→ **Dataset**
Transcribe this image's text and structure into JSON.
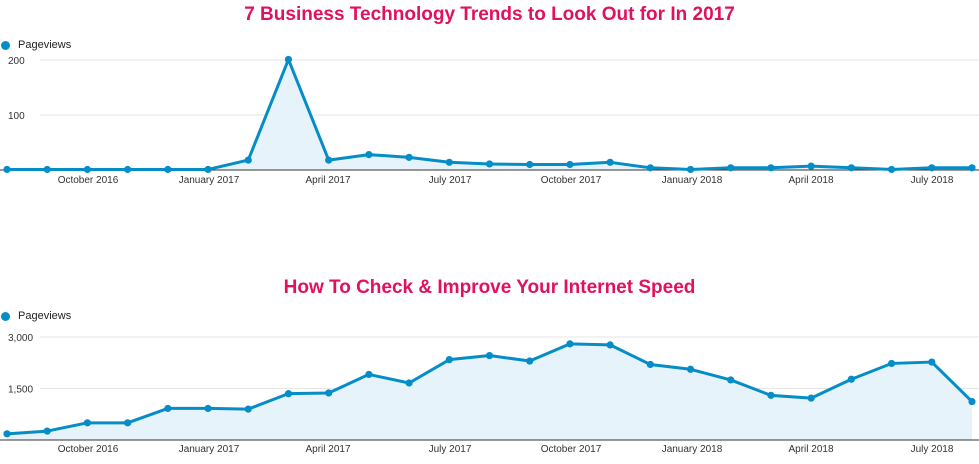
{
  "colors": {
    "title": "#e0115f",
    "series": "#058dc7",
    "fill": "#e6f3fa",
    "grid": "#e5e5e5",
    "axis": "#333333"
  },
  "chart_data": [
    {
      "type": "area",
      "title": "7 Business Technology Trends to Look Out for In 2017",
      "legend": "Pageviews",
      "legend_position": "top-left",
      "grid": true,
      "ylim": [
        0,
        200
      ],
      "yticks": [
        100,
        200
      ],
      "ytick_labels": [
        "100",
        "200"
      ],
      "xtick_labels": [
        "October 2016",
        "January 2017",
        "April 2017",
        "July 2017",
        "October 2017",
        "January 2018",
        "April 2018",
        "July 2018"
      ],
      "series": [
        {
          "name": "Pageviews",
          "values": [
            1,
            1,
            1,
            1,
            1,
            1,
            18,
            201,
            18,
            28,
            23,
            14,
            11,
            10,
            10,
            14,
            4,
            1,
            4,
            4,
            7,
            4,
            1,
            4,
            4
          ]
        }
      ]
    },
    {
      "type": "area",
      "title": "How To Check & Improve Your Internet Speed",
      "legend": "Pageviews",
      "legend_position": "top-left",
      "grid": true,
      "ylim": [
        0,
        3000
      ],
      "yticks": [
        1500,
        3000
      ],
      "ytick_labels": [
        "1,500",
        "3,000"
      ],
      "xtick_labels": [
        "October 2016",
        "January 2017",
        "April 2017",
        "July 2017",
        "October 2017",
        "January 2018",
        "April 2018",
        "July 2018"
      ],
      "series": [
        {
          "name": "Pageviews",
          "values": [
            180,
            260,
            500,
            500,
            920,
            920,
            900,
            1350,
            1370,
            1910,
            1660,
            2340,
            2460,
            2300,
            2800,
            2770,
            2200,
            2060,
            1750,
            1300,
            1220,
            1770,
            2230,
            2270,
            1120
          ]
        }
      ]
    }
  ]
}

→ **Directions for this task**
Pictures don't belong in the copy. Restate all the entries exactly.

→ **Written response**
Transcribe this image's text and structure into JSON.
{
  "colors": {
    "title": "#e0115f",
    "series": "#058dc7",
    "fill": "#e6f3fa",
    "grid": "#e5e5e5",
    "axis": "#333333"
  },
  "chart_data": [
    {
      "type": "area",
      "title": "7 Business Technology Trends to Look Out for In 2017",
      "legend": "Pageviews",
      "legend_position": "top-left",
      "grid": true,
      "ylim": [
        0,
        200
      ],
      "yticks": [
        100,
        200
      ],
      "ytick_labels": [
        "100",
        "200"
      ],
      "xtick_labels": [
        "October 2016",
        "January 2017",
        "April 2017",
        "July 2017",
        "October 2017",
        "January 2018",
        "April 2018",
        "July 2018"
      ],
      "series": [
        {
          "name": "Pageviews",
          "values": [
            1,
            1,
            1,
            1,
            1,
            1,
            18,
            201,
            18,
            28,
            23,
            14,
            11,
            10,
            10,
            14,
            4,
            1,
            4,
            4,
            7,
            4,
            1,
            4,
            4
          ]
        }
      ]
    },
    {
      "type": "area",
      "title": "How To Check & Improve Your Internet Speed",
      "legend": "Pageviews",
      "legend_position": "top-left",
      "grid": true,
      "ylim": [
        0,
        3000
      ],
      "yticks": [
        1500,
        3000
      ],
      "ytick_labels": [
        "1,500",
        "3,000"
      ],
      "xtick_labels": [
        "October 2016",
        "January 2017",
        "April 2017",
        "July 2017",
        "October 2017",
        "January 2018",
        "April 2018",
        "July 2018"
      ],
      "series": [
        {
          "name": "Pageviews",
          "values": [
            180,
            260,
            500,
            500,
            920,
            920,
            900,
            1350,
            1370,
            1910,
            1660,
            2340,
            2460,
            2300,
            2800,
            2770,
            2200,
            2060,
            1750,
            1300,
            1220,
            1770,
            2230,
            2270,
            1120
          ]
        }
      ]
    }
  ]
}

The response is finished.